Aim of the task: Word for word, give the material below again, minus any images.

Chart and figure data
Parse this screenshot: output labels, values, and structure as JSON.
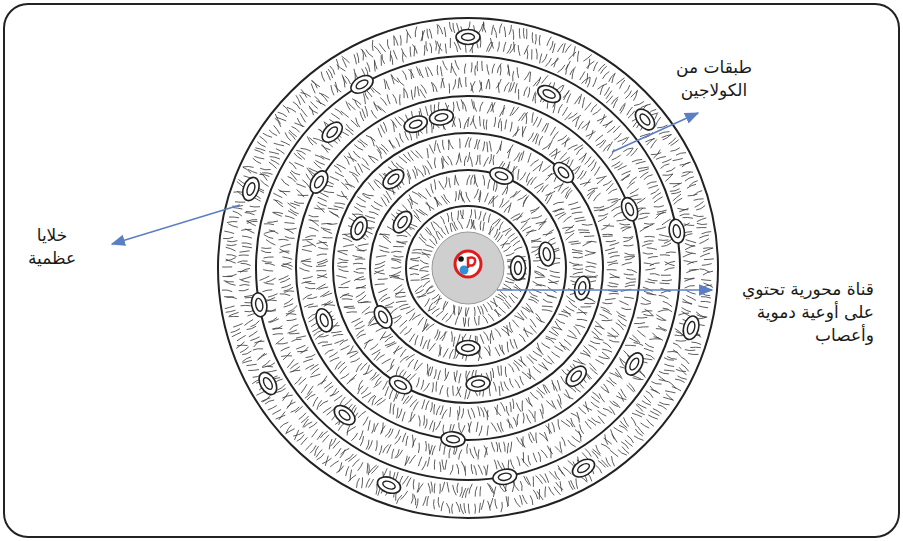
{
  "diagram": {
    "labels": [
      "طبقات من الكولاجين",
      "خلايا عظمية",
      "قناة محورية تحتوي على أوعية دموية وأعصاب"
    ]
  }
}
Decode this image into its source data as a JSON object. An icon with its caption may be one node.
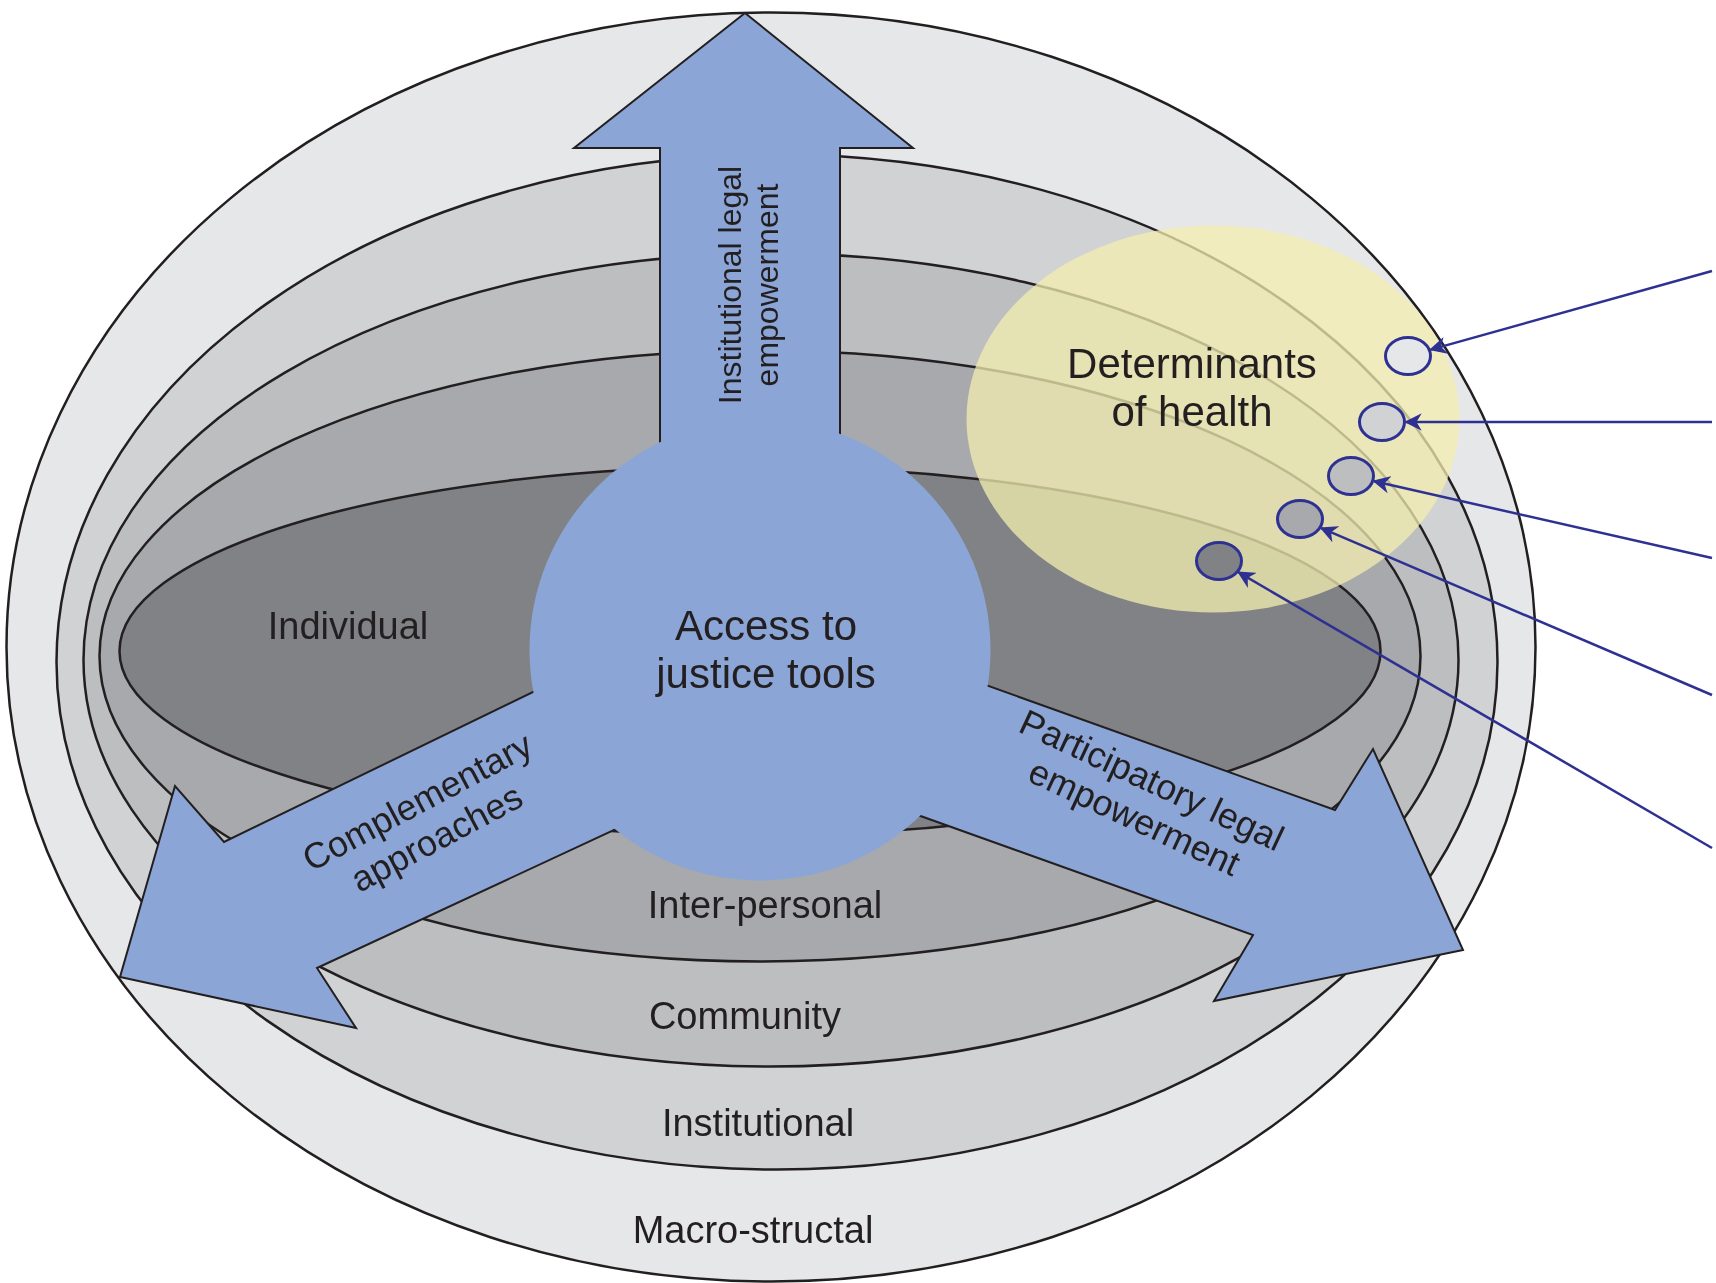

Solved exercise:
Parse this screenshot: output labels, values, and structure as JSON.
{
  "diagram": {
    "labels": [
      "طبقات من الكولاجين",
      "خلايا عظمية",
      "قناة محورية تحتوي على أوعية دموية وأعصاب"
    ]
  }
}
Decode this image into its source data as a JSON object. An icon with its caption may be one node.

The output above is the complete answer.